**WHAT TO DO**
Print the whole listing exactly.

* * * *

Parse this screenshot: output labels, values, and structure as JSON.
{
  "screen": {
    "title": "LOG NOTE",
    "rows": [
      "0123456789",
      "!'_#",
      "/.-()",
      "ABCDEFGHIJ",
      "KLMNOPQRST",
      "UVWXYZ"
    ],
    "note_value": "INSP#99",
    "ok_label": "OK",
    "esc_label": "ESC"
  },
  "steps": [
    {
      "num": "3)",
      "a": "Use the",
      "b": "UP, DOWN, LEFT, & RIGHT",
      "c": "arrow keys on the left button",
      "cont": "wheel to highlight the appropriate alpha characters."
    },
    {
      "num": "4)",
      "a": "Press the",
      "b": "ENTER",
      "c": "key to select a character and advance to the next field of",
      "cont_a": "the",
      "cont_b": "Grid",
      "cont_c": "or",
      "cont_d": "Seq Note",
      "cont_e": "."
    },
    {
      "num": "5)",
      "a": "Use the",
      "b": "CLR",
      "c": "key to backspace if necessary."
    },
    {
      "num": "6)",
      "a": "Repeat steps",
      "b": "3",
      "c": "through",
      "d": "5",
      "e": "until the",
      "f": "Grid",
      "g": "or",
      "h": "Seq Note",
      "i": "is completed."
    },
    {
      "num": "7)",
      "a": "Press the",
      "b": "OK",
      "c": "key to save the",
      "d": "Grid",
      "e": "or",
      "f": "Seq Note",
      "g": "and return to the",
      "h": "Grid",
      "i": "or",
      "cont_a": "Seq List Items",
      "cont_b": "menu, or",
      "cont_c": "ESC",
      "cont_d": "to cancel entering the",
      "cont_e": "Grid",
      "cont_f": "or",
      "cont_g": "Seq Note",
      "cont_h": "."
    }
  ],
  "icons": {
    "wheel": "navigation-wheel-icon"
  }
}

* * * *

**OUTPUT**
Parse this screenshot: output labels, values, and structure as JSON.
{
  "screen": {
    "title": "LOG NOTE",
    "rows": [
      "0123456789",
      "!'_#",
      "/.-()",
      "ABCDEFGHIJ",
      "KLMNOPQRST",
      "UVWXYZ"
    ],
    "note_value": "INSP#99",
    "ok_label": "OK",
    "esc_label": "ESC"
  },
  "steps": [
    {
      "num": "3)",
      "a": "Use the",
      "b": "UP, DOWN, LEFT, & RIGHT",
      "c": "arrow keys on the left button",
      "cont": "wheel to highlight the appropriate alpha characters."
    },
    {
      "num": "4)",
      "a": "Press the",
      "b": "ENTER",
      "c": "key to select a character and advance to the next field of",
      "cont_a": "the",
      "cont_b": "Grid",
      "cont_c": "or",
      "cont_d": "Seq Note",
      "cont_e": "."
    },
    {
      "num": "5)",
      "a": "Use the",
      "b": "CLR",
      "c": "key to backspace if necessary."
    },
    {
      "num": "6)",
      "a": "Repeat steps",
      "b": "3",
      "c": "through",
      "d": "5",
      "e": "until the",
      "f": "Grid",
      "g": "or",
      "h": "Seq Note",
      "i": "is completed."
    },
    {
      "num": "7)",
      "a": "Press the",
      "b": "OK",
      "c": "key to save the",
      "d": "Grid",
      "e": "or",
      "f": "Seq Note",
      "g": "and return to the",
      "h": "Grid",
      "i": "or",
      "cont_a": "Seq List Items",
      "cont_b": "menu, or",
      "cont_c": "ESC",
      "cont_d": "to cancel entering the",
      "cont_e": "Grid",
      "cont_f": "or",
      "cont_g": "Seq Note",
      "cont_h": "."
    }
  ],
  "icons": {
    "wheel": "navigation-wheel-icon"
  }
}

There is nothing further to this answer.